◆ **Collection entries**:
▼

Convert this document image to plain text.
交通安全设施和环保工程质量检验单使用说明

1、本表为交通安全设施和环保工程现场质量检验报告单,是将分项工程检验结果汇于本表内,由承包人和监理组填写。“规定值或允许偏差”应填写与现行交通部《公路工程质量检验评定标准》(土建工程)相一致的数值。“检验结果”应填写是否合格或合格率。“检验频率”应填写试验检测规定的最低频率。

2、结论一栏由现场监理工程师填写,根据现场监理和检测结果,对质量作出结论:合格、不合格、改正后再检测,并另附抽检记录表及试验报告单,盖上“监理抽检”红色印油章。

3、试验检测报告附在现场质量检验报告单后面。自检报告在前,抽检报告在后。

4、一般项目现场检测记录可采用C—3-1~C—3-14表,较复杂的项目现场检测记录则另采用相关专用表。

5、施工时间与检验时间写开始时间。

▲
▼

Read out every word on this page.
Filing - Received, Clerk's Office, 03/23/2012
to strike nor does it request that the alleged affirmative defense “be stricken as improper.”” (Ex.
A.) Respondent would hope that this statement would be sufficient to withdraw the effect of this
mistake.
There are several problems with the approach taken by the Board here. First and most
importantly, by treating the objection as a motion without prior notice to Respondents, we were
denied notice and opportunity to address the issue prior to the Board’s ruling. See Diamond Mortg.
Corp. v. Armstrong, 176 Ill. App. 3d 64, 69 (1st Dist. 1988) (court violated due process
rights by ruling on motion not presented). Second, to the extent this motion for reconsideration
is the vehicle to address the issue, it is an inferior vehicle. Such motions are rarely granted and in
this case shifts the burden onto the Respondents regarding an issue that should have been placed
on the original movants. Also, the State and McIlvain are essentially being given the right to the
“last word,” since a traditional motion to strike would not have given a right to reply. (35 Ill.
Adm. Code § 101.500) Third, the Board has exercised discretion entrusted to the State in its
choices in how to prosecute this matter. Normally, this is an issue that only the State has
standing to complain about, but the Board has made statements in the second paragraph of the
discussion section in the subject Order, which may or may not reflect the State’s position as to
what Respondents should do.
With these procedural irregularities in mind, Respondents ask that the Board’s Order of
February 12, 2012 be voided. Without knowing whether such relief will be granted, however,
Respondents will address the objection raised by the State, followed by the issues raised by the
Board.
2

▲
▼

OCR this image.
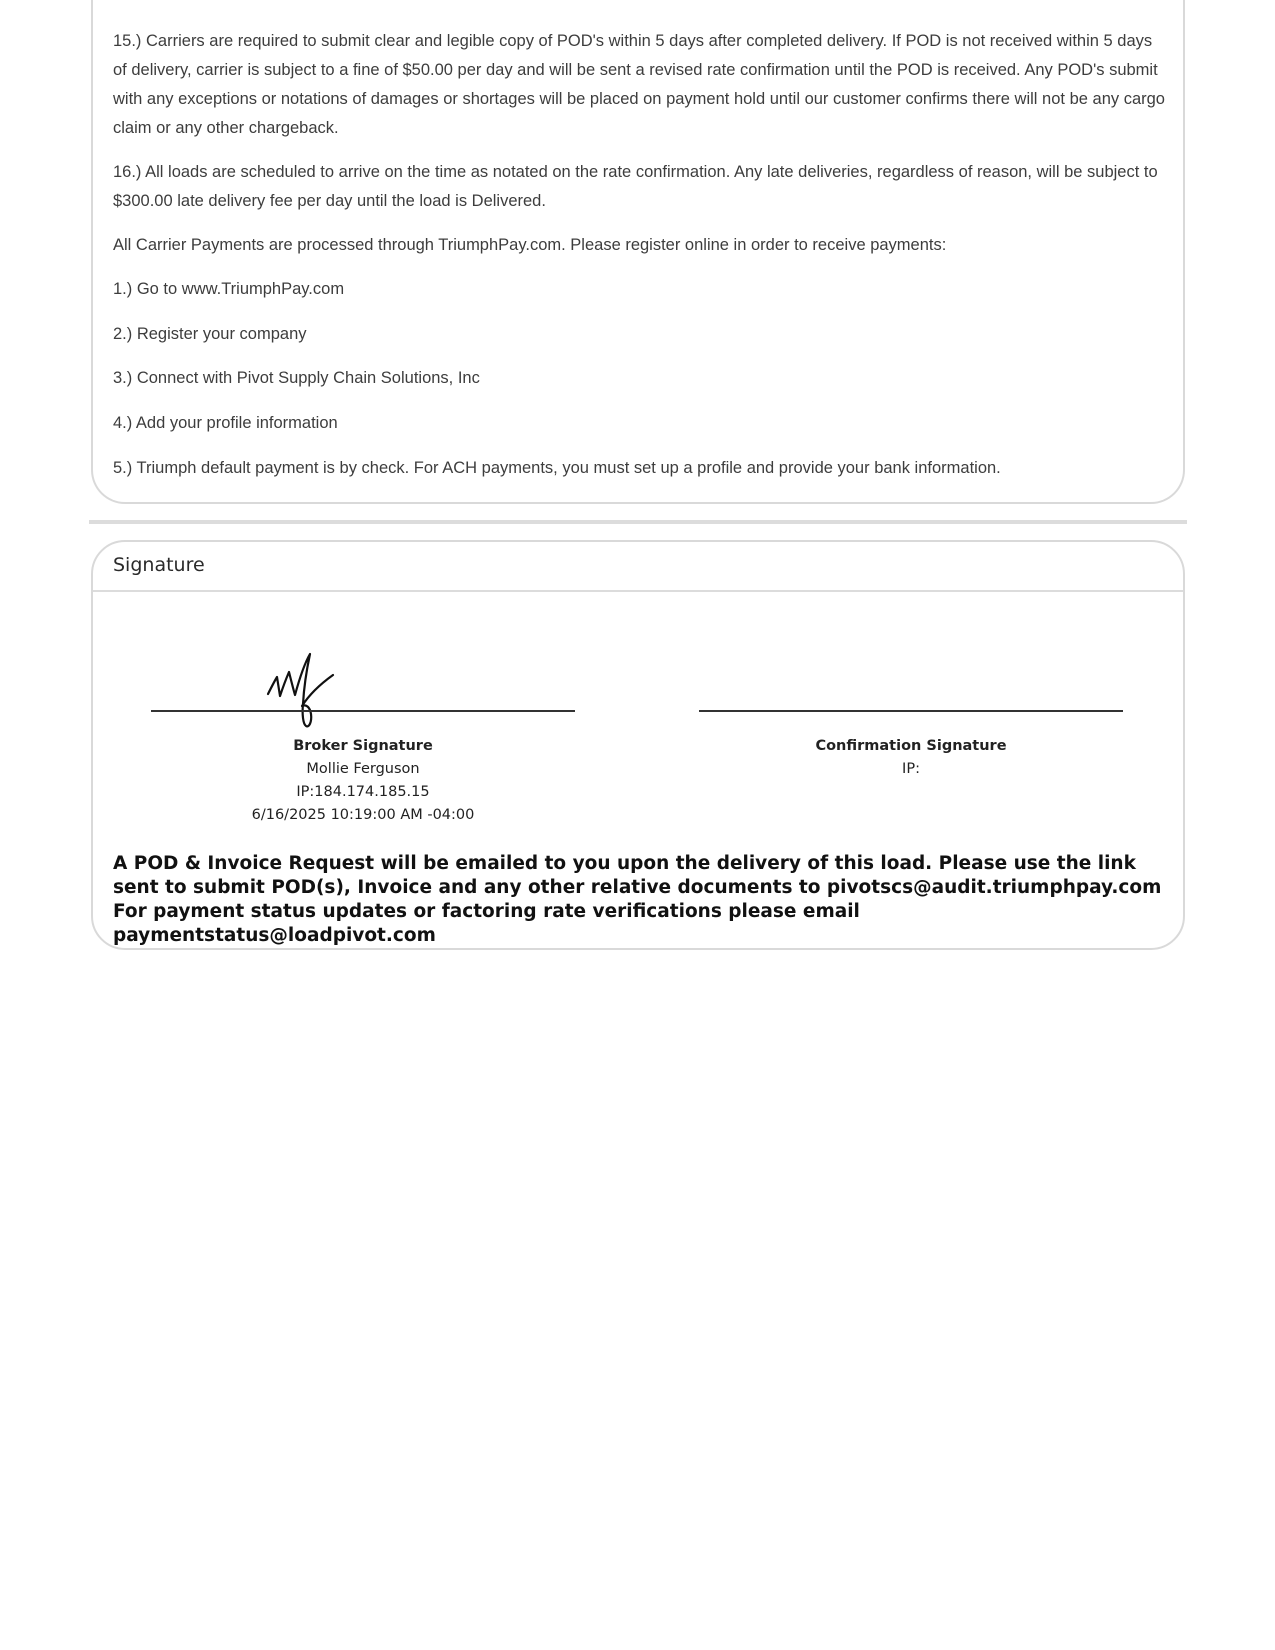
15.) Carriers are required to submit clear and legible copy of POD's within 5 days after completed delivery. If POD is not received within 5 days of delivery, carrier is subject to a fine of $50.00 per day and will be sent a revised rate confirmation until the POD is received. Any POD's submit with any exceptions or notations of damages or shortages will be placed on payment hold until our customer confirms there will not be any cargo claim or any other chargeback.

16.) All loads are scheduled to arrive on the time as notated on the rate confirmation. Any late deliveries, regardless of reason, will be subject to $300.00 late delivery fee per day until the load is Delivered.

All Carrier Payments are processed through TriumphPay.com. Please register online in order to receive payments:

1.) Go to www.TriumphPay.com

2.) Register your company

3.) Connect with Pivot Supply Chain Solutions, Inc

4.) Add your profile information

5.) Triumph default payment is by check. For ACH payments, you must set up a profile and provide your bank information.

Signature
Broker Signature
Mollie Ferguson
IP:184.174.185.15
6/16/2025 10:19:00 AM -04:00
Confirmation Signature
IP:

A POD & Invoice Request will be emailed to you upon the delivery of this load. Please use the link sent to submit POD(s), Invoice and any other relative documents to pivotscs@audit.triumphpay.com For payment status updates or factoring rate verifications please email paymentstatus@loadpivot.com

▲

◆ **Written task**:
Report only the number of lines that hold the string "notice" in this listing.

◆ **Exercise answer**:
2